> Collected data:
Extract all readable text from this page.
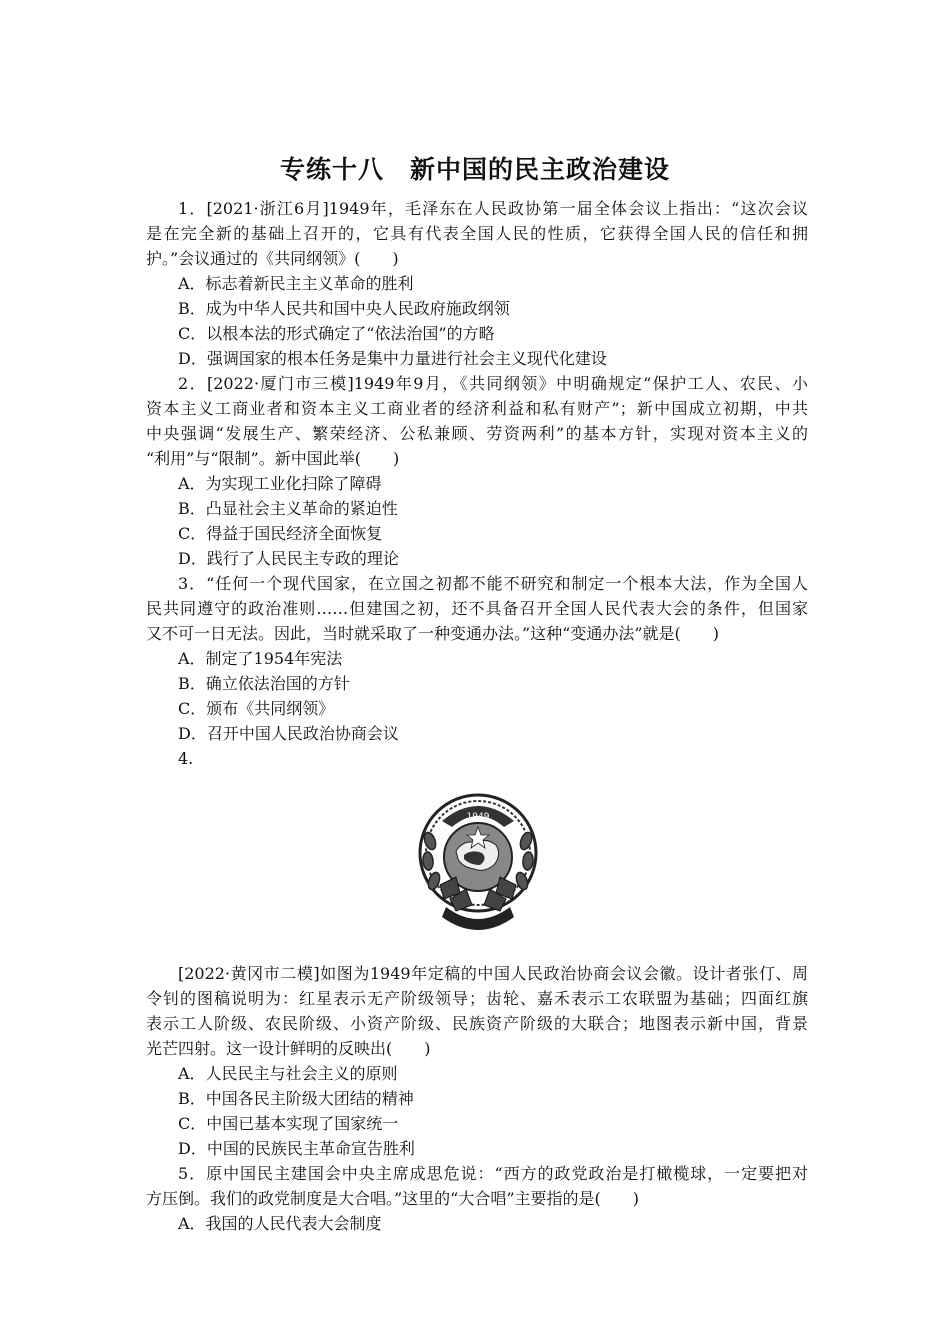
专练十八　新中国的民主政治建设
1．[2021·浙江6月]1949年，毛泽东在人民政协第一届全体会议上指出：“这次会议
是在完全新的基础上召开的，它具有代表全国人民的性质，它获得全国人民的信任和拥
护。”会议通过的《共同纲领》(　　)
A．标志着新民主主义革命的胜利
B．成为中华人民共和国中央人民政府施政纲领
C．以根本法的形式确定了“依法治国”的方略
D．强调国家的根本任务是集中力量进行社会主义现代化建设
2．[2022·厦门市三模]1949年9月，《共同纲领》中明确规定“保护工人、农民、小
资本主义工商业者和资本主义工商业者的经济利益和私有财产”；新中国成立初期，中共
中央强调“发展生产、繁荣经济、公私兼顾、劳资两利”的基本方针，实现对资本主义的
“利用”与“限制”。新中国此举(　　)
A．为实现工业化扫除了障碍
B．凸显社会主义革命的紧迫性
C．得益于国民经济全面恢复
D．践行了人民民主专政的理论
3．“任何一个现代国家，在立国之初都不能不研究和制定一个根本大法，作为全国人
民共同遵守的政治准则……但建国之初，还不具备召开全国人民代表大会的条件，但国家
又不可一日无法。因此，当时就采取了一种变通办法。”这种“变通办法”就是(　　)
A．制定了1954年宪法
B．确立依法治国的方针
C．颁布《共同纲领》
D．召开中国人民政治协商会议
4.
1949
[2022·黄冈市二模]如图为1949年定稿的中国人民政治协商会议会徽。设计者张仃、周
令钊的图稿说明为：红星表示无产阶级领导；齿轮、嘉禾表示工农联盟为基础；四面红旗
表示工人阶级、农民阶级、小资产阶级、民族资产阶级的大联合；地图表示新中国，背景
光芒四射。这一设计鲜明的反映出(　　)
A．人民民主与社会主义的原则
B．中国各民主阶级大团结的精神
C．中国已基本实现了国家统一
D．中国的民族民主革命宣告胜利
5．原中国民主建国会中央主席成思危说：“西方的政党政治是打橄榄球，一定要把对
方压倒。我们的政党制度是大合唱。”这里的“大合唱”主要指的是(　　)
A．我国的人民代表大会制度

> PROBLEM: Gather every line from the entries above where the word "共同纲领" appears, and copy them.

> RESPONSE TO THIS EXERCISE:
护。”会议通过的《共同纲领》(　　)
2．[2022·厦门市三模]1949年9月，《共同纲领》中明确规定“保护工人、农民、小
C．颁布《共同纲领》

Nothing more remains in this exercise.